* start DATA ENTRIES *
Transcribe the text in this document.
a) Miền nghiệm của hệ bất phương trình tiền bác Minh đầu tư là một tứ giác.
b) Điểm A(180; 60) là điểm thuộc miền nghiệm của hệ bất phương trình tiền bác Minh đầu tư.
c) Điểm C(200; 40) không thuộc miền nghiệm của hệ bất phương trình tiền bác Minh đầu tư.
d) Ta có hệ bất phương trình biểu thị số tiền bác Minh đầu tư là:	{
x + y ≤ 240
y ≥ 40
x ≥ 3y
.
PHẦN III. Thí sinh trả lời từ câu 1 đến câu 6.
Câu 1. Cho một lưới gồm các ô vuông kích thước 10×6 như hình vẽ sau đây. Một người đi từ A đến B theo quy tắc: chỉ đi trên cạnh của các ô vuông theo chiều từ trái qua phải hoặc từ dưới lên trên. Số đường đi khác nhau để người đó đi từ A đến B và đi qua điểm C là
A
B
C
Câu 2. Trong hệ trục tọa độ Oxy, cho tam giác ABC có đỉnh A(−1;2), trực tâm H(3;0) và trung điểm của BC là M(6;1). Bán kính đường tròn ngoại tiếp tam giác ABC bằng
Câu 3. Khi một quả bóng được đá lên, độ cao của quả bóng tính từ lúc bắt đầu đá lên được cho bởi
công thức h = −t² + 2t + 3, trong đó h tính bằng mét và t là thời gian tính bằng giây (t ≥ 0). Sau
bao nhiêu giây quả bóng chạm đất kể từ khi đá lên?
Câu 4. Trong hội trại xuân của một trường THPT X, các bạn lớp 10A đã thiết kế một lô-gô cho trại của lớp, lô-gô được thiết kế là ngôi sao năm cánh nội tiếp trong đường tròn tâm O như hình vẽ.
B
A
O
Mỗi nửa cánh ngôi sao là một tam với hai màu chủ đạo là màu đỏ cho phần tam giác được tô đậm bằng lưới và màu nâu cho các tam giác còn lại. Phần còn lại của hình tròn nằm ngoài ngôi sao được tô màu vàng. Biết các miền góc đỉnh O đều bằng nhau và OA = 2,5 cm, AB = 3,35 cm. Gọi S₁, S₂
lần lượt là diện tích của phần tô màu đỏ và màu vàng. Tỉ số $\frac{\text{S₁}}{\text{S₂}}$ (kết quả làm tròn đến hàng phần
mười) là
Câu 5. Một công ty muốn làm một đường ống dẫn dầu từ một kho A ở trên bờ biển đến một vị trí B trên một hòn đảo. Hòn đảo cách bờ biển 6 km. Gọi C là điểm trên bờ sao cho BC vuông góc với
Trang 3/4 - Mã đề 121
* end DATA ENTRIES *
Repeat the listing exactly, from its first line to its last.

__ANSWER IN FULL__:
Transcribe the text in this document.
a) Miền nghiệm của hệ bất phương trình tiền bác Minh đầu tư là một tứ giác.
b) Điểm A(180; 60) là điểm thuộc miền nghiệm của hệ bất phương trình tiền bác Minh đầu tư.
c) Điểm C(200; 40) không thuộc miền nghiệm của hệ bất phương trình tiền bác Minh đầu tư.
d) Ta có hệ bất phương trình biểu thị số tiền bác Minh đầu tư là:	{
x + y ≤ 240
y ≥ 40
x ≥ 3y
.
PHẦN III. Thí sinh trả lời từ câu 1 đến câu 6.
Câu 1. Cho một lưới gồm các ô vuông kích thước 10×6 như hình vẽ sau đây. Một người đi từ A đến B theo quy tắc: chỉ đi trên cạnh của các ô vuông theo chiều từ trái qua phải hoặc từ dưới lên trên. Số đường đi khác nhau để người đó đi từ A đến B và đi qua điểm C là
A
B
C
Câu 2. Trong hệ trục tọa độ Oxy, cho tam giác ABC có đỉnh A(−1;2), trực tâm H(3;0) và trung điểm của BC là M(6;1). Bán kính đường tròn ngoại tiếp tam giác ABC bằng
Câu 3. Khi một quả bóng được đá lên, độ cao của quả bóng tính từ lúc bắt đầu đá lên được cho bởi
công thức h = −t² + 2t + 3, trong đó h tính bằng mét và t là thời gian tính bằng giây (t ≥ 0). Sau
bao nhiêu giây quả bóng chạm đất kể từ khi đá lên?
Câu 4. Trong hội trại xuân của một trường THPT X, các bạn lớp 10A đã thiết kế một lô-gô cho trại của lớp, lô-gô được thiết kế là ngôi sao năm cánh nội tiếp trong đường tròn tâm O như hình vẽ.
B
A
O
Mỗi nửa cánh ngôi sao là một tam với hai màu chủ đạo là màu đỏ cho phần tam giác được tô đậm bằng lưới và màu nâu cho các tam giác còn lại. Phần còn lại của hình tròn nằm ngoài ngôi sao được tô màu vàng. Biết các miền góc đỉnh O đều bằng nhau và OA = 2,5 cm, AB = 3,35 cm. Gọi S₁, S₂
lần lượt là diện tích của phần tô màu đỏ và màu vàng. Tỉ số $\frac{\text{S₁}}{\text{S₂}}$ (kết quả làm tròn đến hàng phần
mười) là
Câu 5. Một công ty muốn làm một đường ống dẫn dầu từ một kho A ở trên bờ biển đến một vị trí B trên một hòn đảo. Hòn đảo cách bờ biển 6 km. Gọi C là điểm trên bờ sao cho BC vuông góc với
Trang 3/4 - Mã đề 121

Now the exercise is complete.